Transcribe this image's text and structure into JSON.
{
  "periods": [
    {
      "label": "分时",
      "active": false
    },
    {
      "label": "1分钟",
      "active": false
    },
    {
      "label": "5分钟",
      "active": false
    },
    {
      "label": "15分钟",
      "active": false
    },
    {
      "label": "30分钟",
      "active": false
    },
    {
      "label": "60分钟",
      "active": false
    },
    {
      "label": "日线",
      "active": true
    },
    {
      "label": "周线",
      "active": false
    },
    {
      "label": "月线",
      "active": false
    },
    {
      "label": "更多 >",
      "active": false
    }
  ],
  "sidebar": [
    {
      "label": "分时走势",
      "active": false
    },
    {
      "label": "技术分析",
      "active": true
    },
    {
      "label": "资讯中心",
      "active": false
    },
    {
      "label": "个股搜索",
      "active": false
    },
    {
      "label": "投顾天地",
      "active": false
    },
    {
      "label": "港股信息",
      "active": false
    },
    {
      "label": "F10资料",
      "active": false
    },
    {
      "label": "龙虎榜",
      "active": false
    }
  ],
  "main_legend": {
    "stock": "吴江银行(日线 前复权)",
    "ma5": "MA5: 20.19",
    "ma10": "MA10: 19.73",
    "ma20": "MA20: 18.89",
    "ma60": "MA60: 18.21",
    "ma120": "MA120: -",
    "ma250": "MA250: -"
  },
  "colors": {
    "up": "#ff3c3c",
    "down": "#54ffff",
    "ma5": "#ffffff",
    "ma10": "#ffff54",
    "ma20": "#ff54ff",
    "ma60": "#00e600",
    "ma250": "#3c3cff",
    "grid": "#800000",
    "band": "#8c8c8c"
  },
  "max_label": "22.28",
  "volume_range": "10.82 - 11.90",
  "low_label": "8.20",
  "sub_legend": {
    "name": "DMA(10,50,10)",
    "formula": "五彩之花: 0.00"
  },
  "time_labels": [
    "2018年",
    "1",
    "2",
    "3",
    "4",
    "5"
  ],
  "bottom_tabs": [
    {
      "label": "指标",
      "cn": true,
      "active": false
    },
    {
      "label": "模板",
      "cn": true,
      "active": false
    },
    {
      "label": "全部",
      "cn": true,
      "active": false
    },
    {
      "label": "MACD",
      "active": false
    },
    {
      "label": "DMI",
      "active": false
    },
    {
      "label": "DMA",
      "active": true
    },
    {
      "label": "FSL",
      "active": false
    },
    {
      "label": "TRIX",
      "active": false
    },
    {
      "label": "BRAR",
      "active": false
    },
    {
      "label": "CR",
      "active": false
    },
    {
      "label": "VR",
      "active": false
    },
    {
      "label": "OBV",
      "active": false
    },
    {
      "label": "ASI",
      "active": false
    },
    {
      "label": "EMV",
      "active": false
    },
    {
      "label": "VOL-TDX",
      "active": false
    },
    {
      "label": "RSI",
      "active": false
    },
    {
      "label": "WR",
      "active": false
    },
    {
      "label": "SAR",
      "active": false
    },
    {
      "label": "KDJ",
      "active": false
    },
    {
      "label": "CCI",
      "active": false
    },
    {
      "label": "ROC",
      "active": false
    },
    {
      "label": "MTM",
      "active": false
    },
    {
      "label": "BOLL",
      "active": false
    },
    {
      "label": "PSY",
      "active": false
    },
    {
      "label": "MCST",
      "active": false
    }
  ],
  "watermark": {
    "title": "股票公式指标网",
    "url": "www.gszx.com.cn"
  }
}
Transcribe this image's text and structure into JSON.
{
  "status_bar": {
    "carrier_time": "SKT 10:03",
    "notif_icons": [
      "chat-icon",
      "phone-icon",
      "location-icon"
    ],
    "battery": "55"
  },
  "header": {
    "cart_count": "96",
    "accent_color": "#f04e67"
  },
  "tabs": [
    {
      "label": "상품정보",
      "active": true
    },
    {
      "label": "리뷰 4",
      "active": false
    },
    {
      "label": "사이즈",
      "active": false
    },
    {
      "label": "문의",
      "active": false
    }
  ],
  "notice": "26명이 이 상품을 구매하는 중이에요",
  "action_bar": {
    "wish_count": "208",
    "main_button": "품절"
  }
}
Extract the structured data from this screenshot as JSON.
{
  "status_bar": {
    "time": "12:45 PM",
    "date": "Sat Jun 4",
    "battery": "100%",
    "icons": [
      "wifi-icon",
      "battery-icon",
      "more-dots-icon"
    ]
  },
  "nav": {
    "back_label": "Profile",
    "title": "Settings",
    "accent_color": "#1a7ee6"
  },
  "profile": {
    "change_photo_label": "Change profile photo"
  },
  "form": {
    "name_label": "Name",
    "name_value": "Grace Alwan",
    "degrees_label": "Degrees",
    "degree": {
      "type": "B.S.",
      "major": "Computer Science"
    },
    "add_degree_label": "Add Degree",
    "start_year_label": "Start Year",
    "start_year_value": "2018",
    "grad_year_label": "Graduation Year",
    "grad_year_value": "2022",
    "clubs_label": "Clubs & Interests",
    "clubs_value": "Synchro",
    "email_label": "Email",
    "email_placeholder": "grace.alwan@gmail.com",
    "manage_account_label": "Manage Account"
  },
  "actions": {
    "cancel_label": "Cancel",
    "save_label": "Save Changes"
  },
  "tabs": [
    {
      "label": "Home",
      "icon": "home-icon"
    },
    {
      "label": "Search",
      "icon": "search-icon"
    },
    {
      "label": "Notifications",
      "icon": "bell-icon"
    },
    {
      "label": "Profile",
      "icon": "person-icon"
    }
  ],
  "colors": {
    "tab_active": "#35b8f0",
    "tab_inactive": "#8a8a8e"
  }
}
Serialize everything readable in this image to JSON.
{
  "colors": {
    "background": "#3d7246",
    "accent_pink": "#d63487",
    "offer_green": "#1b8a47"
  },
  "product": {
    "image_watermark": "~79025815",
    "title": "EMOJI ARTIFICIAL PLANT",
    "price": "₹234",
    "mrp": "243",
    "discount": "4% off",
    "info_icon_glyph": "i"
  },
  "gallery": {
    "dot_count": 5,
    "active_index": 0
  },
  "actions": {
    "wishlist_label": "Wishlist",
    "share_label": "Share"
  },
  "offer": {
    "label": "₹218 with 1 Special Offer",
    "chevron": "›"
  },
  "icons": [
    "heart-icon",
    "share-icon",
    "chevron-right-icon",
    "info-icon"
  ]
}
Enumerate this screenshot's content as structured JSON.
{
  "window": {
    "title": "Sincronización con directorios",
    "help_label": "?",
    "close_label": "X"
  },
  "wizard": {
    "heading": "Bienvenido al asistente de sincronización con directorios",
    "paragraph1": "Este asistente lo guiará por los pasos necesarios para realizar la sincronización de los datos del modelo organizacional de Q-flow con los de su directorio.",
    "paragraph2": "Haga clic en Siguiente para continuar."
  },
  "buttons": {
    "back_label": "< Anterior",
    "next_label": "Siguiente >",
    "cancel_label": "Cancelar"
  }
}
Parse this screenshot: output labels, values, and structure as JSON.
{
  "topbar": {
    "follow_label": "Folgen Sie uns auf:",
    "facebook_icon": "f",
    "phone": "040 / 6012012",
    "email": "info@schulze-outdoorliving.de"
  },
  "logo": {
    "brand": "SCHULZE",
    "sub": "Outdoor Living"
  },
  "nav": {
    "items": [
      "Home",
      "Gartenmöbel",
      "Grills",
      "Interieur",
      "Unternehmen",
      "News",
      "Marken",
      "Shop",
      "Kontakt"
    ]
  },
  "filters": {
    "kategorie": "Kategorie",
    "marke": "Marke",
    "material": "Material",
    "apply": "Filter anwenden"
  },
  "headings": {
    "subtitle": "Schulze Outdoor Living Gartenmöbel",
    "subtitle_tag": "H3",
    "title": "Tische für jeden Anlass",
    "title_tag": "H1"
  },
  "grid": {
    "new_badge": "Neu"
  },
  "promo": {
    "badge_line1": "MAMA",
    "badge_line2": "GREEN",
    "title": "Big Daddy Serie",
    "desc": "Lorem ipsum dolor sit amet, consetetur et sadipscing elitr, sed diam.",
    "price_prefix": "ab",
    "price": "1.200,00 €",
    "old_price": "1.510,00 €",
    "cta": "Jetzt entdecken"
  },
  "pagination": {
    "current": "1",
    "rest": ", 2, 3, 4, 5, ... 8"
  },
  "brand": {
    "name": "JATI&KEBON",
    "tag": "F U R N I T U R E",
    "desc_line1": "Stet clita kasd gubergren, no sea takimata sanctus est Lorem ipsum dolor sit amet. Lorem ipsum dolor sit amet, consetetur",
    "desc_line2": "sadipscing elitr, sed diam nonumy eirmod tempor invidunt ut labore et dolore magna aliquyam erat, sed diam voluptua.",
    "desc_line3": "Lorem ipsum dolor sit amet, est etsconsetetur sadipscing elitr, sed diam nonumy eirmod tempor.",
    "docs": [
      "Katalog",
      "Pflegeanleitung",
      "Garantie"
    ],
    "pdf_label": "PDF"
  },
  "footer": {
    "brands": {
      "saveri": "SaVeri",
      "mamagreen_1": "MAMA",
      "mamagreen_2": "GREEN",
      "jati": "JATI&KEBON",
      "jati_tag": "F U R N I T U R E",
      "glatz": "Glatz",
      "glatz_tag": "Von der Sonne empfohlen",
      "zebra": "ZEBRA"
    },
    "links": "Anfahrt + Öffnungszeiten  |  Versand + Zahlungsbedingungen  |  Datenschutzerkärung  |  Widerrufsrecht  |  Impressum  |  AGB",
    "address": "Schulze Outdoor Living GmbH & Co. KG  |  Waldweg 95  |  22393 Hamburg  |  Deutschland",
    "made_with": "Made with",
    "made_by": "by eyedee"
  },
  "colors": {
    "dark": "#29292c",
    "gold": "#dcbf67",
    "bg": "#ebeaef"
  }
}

───

> REQUIREMENT:
Lines that hold the word "tempor" are the ones to return, every one of them.

> RESULT:
    "desc_line2": "sadipscing elitr, sed diam nonumy eirmod tempor invidunt ut labore et dolore magna aliquyam erat, sed diam voluptua.",
    "desc_line3": "Lorem ipsum dolor sit amet, est etsconsetetur sadipscing elitr, sed diam nonumy eirmod tempor.",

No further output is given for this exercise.